(What the exercise asks)
In the listing below, identify each line with the word "recherché" and return those lines.
>> begin Provided records
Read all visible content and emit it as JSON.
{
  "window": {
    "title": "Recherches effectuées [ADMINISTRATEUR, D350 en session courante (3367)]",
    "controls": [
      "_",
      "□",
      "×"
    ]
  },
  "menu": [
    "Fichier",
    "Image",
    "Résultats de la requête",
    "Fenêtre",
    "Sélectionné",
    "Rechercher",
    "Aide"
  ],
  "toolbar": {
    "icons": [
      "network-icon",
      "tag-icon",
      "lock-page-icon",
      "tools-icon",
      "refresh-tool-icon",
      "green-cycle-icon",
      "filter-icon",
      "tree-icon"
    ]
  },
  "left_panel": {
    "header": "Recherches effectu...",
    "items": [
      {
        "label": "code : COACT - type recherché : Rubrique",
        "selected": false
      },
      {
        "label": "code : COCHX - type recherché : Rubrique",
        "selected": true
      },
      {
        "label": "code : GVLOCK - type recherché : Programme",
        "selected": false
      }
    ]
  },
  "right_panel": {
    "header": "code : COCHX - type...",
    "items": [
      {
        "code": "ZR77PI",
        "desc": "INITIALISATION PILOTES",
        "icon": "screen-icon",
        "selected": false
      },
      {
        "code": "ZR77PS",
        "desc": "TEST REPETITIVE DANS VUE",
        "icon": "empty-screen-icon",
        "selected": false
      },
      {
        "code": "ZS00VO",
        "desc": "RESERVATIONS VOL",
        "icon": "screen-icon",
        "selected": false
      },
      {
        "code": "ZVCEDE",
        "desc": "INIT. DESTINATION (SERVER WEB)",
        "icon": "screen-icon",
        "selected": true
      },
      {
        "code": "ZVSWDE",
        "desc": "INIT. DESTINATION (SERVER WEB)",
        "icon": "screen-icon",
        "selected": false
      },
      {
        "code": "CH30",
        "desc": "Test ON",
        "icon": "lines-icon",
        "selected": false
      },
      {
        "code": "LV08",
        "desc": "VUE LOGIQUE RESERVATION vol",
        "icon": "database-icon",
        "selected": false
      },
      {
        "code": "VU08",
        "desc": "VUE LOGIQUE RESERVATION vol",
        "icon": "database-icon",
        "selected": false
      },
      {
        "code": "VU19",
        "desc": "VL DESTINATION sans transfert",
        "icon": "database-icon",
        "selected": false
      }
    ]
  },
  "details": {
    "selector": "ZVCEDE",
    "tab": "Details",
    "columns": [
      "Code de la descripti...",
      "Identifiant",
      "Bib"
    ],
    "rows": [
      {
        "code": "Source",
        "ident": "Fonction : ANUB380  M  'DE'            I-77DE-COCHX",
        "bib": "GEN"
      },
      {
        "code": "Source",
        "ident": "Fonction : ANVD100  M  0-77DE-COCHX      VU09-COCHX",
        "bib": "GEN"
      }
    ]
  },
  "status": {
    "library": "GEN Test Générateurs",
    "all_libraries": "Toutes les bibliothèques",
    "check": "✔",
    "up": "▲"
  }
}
>> end Provided records
(Result below)
        "label": "code : COACT - type recherché : Rubrique",
        "label": "code : COCHX - type recherché : Rubrique",
        "label": "code : GVLOCK - type recherché : Programme",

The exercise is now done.